### [What the exercise asks]
Each record needs to be echoed exactly; can you do that?

### [Excerpted records]
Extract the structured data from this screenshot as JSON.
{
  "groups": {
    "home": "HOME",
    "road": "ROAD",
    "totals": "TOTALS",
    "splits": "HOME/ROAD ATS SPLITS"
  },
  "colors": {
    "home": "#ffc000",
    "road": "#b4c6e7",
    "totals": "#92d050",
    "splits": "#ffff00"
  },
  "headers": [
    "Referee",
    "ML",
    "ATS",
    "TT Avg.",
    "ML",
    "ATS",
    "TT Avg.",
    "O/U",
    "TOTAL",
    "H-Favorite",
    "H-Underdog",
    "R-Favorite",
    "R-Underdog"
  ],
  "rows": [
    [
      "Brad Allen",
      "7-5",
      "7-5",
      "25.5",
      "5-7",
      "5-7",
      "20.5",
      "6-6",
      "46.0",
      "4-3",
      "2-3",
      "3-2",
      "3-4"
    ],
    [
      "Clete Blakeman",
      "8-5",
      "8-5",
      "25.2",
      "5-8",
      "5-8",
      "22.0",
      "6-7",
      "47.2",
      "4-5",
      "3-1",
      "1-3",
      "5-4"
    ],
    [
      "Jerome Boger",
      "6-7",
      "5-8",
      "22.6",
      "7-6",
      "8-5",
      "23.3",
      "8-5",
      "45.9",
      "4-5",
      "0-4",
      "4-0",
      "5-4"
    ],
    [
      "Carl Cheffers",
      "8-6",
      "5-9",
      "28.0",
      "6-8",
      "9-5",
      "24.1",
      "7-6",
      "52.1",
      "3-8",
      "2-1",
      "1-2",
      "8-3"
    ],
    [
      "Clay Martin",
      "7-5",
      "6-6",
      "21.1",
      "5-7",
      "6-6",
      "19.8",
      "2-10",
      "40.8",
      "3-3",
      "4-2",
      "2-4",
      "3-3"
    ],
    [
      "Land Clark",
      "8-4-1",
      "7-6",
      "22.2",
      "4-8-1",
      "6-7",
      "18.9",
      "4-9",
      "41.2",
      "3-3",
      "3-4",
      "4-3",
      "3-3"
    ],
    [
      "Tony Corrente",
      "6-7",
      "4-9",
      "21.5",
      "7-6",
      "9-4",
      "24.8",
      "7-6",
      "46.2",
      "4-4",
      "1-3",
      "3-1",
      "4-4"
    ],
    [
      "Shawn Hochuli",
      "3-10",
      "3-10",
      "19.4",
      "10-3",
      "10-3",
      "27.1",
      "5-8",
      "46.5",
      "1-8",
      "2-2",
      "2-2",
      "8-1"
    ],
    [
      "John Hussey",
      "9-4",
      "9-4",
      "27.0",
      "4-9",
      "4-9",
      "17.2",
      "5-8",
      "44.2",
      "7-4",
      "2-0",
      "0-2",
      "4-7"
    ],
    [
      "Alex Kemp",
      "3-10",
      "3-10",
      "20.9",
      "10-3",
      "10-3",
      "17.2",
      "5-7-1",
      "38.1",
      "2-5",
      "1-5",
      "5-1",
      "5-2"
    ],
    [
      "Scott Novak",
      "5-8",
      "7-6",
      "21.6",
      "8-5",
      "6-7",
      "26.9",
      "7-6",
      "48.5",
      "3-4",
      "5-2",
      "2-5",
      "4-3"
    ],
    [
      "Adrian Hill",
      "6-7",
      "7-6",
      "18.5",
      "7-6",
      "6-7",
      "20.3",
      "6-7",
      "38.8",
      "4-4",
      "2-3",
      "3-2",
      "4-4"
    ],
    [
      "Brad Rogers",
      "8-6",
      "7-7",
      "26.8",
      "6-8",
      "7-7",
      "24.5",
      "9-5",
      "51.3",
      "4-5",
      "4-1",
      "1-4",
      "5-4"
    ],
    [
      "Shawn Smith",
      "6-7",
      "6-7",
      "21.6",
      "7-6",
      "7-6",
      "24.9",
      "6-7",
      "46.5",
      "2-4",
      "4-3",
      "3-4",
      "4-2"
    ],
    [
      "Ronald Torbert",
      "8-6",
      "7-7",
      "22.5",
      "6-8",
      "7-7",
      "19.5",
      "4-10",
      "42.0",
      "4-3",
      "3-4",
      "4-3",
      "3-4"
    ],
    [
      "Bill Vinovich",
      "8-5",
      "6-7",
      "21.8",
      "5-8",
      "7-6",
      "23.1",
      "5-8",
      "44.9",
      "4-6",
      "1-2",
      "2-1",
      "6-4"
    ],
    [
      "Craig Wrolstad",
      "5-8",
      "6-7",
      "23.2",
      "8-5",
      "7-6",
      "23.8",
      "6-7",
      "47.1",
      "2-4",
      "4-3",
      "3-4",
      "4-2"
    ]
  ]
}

### [Task result]
Extract the structured data from this screenshot as JSON.
{
  "groups": {
    "home": "HOME",
    "road": "ROAD",
    "totals": "TOTALS",
    "splits": "HOME/ROAD ATS SPLITS"
  },
  "colors": {
    "home": "#ffc000",
    "road": "#b4c6e7",
    "totals": "#92d050",
    "splits": "#ffff00"
  },
  "headers": [
    "Referee",
    "ML",
    "ATS",
    "TT Avg.",
    "ML",
    "ATS",
    "TT Avg.",
    "O/U",
    "TOTAL",
    "H-Favorite",
    "H-Underdog",
    "R-Favorite",
    "R-Underdog"
  ],
  "rows": [
    [
      "Brad Allen",
      "7-5",
      "7-5",
      "25.5",
      "5-7",
      "5-7",
      "20.5",
      "6-6",
      "46.0",
      "4-3",
      "2-3",
      "3-2",
      "3-4"
    ],
    [
      "Clete Blakeman",
      "8-5",
      "8-5",
      "25.2",
      "5-8",
      "5-8",
      "22.0",
      "6-7",
      "47.2",
      "4-5",
      "3-1",
      "1-3",
      "5-4"
    ],
    [
      "Jerome Boger",
      "6-7",
      "5-8",
      "22.6",
      "7-6",
      "8-5",
      "23.3",
      "8-5",
      "45.9",
      "4-5",
      "0-4",
      "4-0",
      "5-4"
    ],
    [
      "Carl Cheffers",
      "8-6",
      "5-9",
      "28.0",
      "6-8",
      "9-5",
      "24.1",
      "7-6",
      "52.1",
      "3-8",
      "2-1",
      "1-2",
      "8-3"
    ],
    [
      "Clay Martin",
      "7-5",
      "6-6",
      "21.1",
      "5-7",
      "6-6",
      "19.8",
      "2-10",
      "40.8",
      "3-3",
      "4-2",
      "2-4",
      "3-3"
    ],
    [
      "Land Clark",
      "8-4-1",
      "7-6",
      "22.2",
      "4-8-1",
      "6-7",
      "18.9",
      "4-9",
      "41.2",
      "3-3",
      "3-4",
      "4-3",
      "3-3"
    ],
    [
      "Tony Corrente",
      "6-7",
      "4-9",
      "21.5",
      "7-6",
      "9-4",
      "24.8",
      "7-6",
      "46.2",
      "4-4",
      "1-3",
      "3-1",
      "4-4"
    ],
    [
      "Shawn Hochuli",
      "3-10",
      "3-10",
      "19.4",
      "10-3",
      "10-3",
      "27.1",
      "5-8",
      "46.5",
      "1-8",
      "2-2",
      "2-2",
      "8-1"
    ],
    [
      "John Hussey",
      "9-4",
      "9-4",
      "27.0",
      "4-9",
      "4-9",
      "17.2",
      "5-8",
      "44.2",
      "7-4",
      "2-0",
      "0-2",
      "4-7"
    ],
    [
      "Alex Kemp",
      "3-10",
      "3-10",
      "20.9",
      "10-3",
      "10-3",
      "17.2",
      "5-7-1",
      "38.1",
      "2-5",
      "1-5",
      "5-1",
      "5-2"
    ],
    [
      "Scott Novak",
      "5-8",
      "7-6",
      "21.6",
      "8-5",
      "6-7",
      "26.9",
      "7-6",
      "48.5",
      "3-4",
      "5-2",
      "2-5",
      "4-3"
    ],
    [
      "Adrian Hill",
      "6-7",
      "7-6",
      "18.5",
      "7-6",
      "6-7",
      "20.3",
      "6-7",
      "38.8",
      "4-4",
      "2-3",
      "3-2",
      "4-4"
    ],
    [
      "Brad Rogers",
      "8-6",
      "7-7",
      "26.8",
      "6-8",
      "7-7",
      "24.5",
      "9-5",
      "51.3",
      "4-5",
      "4-1",
      "1-4",
      "5-4"
    ],
    [
      "Shawn Smith",
      "6-7",
      "6-7",
      "21.6",
      "7-6",
      "7-6",
      "24.9",
      "6-7",
      "46.5",
      "2-4",
      "4-3",
      "3-4",
      "4-2"
    ],
    [
      "Ronald Torbert",
      "8-6",
      "7-7",
      "22.5",
      "6-8",
      "7-7",
      "19.5",
      "4-10",
      "42.0",
      "4-3",
      "3-4",
      "4-3",
      "3-4"
    ],
    [
      "Bill Vinovich",
      "8-5",
      "6-7",
      "21.8",
      "5-8",
      "7-6",
      "23.1",
      "5-8",
      "44.9",
      "4-6",
      "1-2",
      "2-1",
      "6-4"
    ],
    [
      "Craig Wrolstad",
      "5-8",
      "6-7",
      "23.2",
      "8-5",
      "7-6",
      "23.8",
      "6-7",
      "47.1",
      "2-4",
      "4-3",
      "3-4",
      "4-2"
    ]
  ]
}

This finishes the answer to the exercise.